**Exercise prompt**:
Give back every line exactly as it appears, pictures excluded.

-- Start of Raw records --

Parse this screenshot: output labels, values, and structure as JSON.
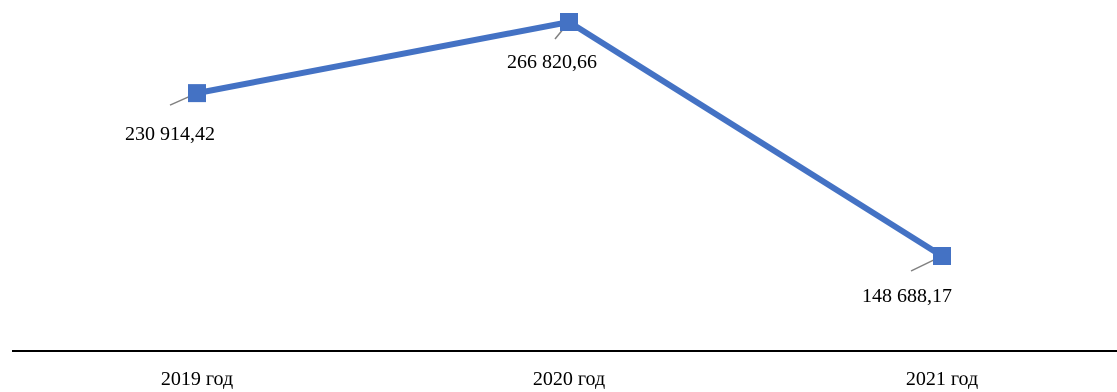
{
  "chart_data": {
    "type": "line",
    "categories": [
      "2019 год",
      "2020 год",
      "2021 год"
    ],
    "series": [
      {
        "values": [
          230914.42,
          266820.66,
          148688.17
        ],
        "labels": [
          "230 914,42",
          "266 820,66",
          "148 688,17"
        ],
        "color": "#4472C4",
        "marker": "square"
      }
    ],
    "title": "",
    "xlabel": "",
    "ylabel": "",
    "legend": "none",
    "grid": false,
    "axis_color": "#000000",
    "leader_color": "#808080"
  }
}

-- End of Raw records --

**Output for this exercise**:
Parse this screenshot: output labels, values, and structure as JSON.
{
  "chart_data": {
    "type": "line",
    "categories": [
      "2019 год",
      "2020 год",
      "2021 год"
    ],
    "series": [
      {
        "values": [
          230914.42,
          266820.66,
          148688.17
        ],
        "labels": [
          "230 914,42",
          "266 820,66",
          "148 688,17"
        ],
        "color": "#4472C4",
        "marker": "square"
      }
    ],
    "title": "",
    "xlabel": "",
    "ylabel": "",
    "legend": "none",
    "grid": false,
    "axis_color": "#000000",
    "leader_color": "#808080"
  }
}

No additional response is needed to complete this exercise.